**Stored rows**
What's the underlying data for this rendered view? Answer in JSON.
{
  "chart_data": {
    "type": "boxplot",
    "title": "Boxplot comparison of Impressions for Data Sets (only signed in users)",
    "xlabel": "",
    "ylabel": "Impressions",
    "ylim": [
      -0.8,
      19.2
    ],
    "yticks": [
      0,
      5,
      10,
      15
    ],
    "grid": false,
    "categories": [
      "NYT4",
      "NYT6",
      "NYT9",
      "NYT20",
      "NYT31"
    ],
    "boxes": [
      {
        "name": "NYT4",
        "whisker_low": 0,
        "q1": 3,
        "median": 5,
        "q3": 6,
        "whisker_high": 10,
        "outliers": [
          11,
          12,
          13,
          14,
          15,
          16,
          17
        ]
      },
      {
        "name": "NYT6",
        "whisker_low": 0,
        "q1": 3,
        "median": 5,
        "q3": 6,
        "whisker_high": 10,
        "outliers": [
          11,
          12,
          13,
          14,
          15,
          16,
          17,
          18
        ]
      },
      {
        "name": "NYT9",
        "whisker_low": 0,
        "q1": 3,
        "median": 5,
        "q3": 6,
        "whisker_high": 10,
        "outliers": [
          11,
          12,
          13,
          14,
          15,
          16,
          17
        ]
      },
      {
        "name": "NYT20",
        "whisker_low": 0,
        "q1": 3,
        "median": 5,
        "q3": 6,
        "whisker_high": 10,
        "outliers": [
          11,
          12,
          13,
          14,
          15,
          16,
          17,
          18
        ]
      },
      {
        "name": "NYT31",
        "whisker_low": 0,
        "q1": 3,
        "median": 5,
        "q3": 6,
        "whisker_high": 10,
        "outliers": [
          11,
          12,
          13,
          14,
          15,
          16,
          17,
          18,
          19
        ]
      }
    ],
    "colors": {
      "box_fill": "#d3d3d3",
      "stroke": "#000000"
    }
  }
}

**Your instructions**
In the material above, find each line that contains the word "name", and select it.

**Completed task**
        "name": "NYT4",
        "name": "NYT6",
        "name": "NYT9",
        "name": "NYT20",
        "name": "NYT31",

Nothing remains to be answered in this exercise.